### [TASK DESCRIPTION]
Can you print every record below exactly as written?

### [AVAILABLE RECORDS]

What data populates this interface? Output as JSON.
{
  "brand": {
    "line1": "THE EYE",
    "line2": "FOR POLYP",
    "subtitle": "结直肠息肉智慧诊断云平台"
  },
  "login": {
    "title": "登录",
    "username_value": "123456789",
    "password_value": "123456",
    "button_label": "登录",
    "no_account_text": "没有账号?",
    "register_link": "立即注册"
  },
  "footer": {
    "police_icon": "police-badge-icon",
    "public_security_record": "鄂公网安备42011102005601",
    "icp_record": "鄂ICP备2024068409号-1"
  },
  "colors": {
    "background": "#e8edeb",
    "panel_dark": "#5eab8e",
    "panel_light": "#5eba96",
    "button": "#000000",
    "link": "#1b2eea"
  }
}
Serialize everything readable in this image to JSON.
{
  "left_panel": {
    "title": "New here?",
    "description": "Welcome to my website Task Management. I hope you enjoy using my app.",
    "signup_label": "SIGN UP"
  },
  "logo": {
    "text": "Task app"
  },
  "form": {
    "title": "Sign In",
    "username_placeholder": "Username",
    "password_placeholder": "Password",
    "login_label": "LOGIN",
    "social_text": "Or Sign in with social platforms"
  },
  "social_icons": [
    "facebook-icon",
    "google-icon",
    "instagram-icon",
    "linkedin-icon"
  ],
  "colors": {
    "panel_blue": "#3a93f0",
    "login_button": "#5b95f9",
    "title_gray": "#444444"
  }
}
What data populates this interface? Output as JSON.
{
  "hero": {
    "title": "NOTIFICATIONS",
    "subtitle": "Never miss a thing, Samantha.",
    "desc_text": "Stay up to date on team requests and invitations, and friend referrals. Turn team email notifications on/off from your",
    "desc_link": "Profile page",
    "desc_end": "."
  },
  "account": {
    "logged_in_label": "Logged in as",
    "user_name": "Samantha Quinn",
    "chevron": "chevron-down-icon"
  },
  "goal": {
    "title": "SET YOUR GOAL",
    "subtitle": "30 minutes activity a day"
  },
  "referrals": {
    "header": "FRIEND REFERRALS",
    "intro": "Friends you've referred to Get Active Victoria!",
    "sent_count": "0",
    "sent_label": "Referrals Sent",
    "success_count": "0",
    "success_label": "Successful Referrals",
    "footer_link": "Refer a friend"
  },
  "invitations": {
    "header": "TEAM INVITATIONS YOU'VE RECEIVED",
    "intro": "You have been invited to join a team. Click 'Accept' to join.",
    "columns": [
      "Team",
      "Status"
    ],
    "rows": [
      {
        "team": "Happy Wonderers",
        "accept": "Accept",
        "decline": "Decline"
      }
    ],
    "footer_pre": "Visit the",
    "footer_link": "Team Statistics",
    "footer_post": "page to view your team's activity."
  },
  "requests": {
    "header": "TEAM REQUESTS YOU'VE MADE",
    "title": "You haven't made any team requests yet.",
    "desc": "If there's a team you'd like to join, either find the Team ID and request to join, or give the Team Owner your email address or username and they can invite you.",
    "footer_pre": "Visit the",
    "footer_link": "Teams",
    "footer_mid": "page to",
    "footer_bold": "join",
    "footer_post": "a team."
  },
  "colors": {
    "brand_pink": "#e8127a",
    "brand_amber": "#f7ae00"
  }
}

### [WORKED SOLUTION]
What data populates this interface? Output as JSON.
{
  "brand": {
    "line1": "THE EYE",
    "line2": "FOR POLYP",
    "subtitle": "结直肠息肉智慧诊断云平台"
  },
  "login": {
    "title": "登录",
    "username_value": "123456789",
    "password_value": "123456",
    "button_label": "登录",
    "no_account_text": "没有账号?",
    "register_link": "立即注册"
  },
  "footer": {
    "police_icon": "police-badge-icon",
    "public_security_record": "鄂公网安备42011102005601",
    "icp_record": "鄂ICP备2024068409号-1"
  },
  "colors": {
    "background": "#e8edeb",
    "panel_dark": "#5eab8e",
    "panel_light": "#5eba96",
    "button": "#000000",
    "link": "#1b2eea"
  }
}
Serialize everything readable in this image to JSON.
{
  "left_panel": {
    "title": "New here?",
    "description": "Welcome to my website Task Management. I hope you enjoy using my app.",
    "signup_label": "SIGN UP"
  },
  "logo": {
    "text": "Task app"
  },
  "form": {
    "title": "Sign In",
    "username_placeholder": "Username",
    "password_placeholder": "Password",
    "login_label": "LOGIN",
    "social_text": "Or Sign in with social platforms"
  },
  "social_icons": [
    "facebook-icon",
    "google-icon",
    "instagram-icon",
    "linkedin-icon"
  ],
  "colors": {
    "panel_blue": "#3a93f0",
    "login_button": "#5b95f9",
    "title_gray": "#444444"
  }
}
What data populates this interface? Output as JSON.
{
  "hero": {
    "title": "NOTIFICATIONS",
    "subtitle": "Never miss a thing, Samantha.",
    "desc_text": "Stay up to date on team requests and invitations, and friend referrals. Turn team email notifications on/off from your",
    "desc_link": "Profile page",
    "desc_end": "."
  },
  "account": {
    "logged_in_label": "Logged in as",
    "user_name": "Samantha Quinn",
    "chevron": "chevron-down-icon"
  },
  "goal": {
    "title": "SET YOUR GOAL",
    "subtitle": "30 minutes activity a day"
  },
  "referrals": {
    "header": "FRIEND REFERRALS",
    "intro": "Friends you've referred to Get Active Victoria!",
    "sent_count": "0",
    "sent_label": "Referrals Sent",
    "success_count": "0",
    "success_label": "Successful Referrals",
    "footer_link": "Refer a friend"
  },
  "invitations": {
    "header": "TEAM INVITATIONS YOU'VE RECEIVED",
    "intro": "You have been invited to join a team. Click 'Accept' to join.",
    "columns": [
      "Team",
      "Status"
    ],
    "rows": [
      {
        "team": "Happy Wonderers",
        "accept": "Accept",
        "decline": "Decline"
      }
    ],
    "footer_pre": "Visit the",
    "footer_link": "Team Statistics",
    "footer_post": "page to view your team's activity."
  },
  "requests": {
    "header": "TEAM REQUESTS YOU'VE MADE",
    "title": "You haven't made any team requests yet.",
    "desc": "If there's a team you'd like to join, either find the Team ID and request to join, or give the Team Owner your email address or username and they can invite you.",
    "footer_pre": "Visit the",
    "footer_link": "Teams",
    "footer_mid": "page to",
    "footer_bold": "join",
    "footer_post": "a team."
  },
  "colors": {
    "brand_pink": "#e8127a",
    "brand_amber": "#f7ae00"
  }
}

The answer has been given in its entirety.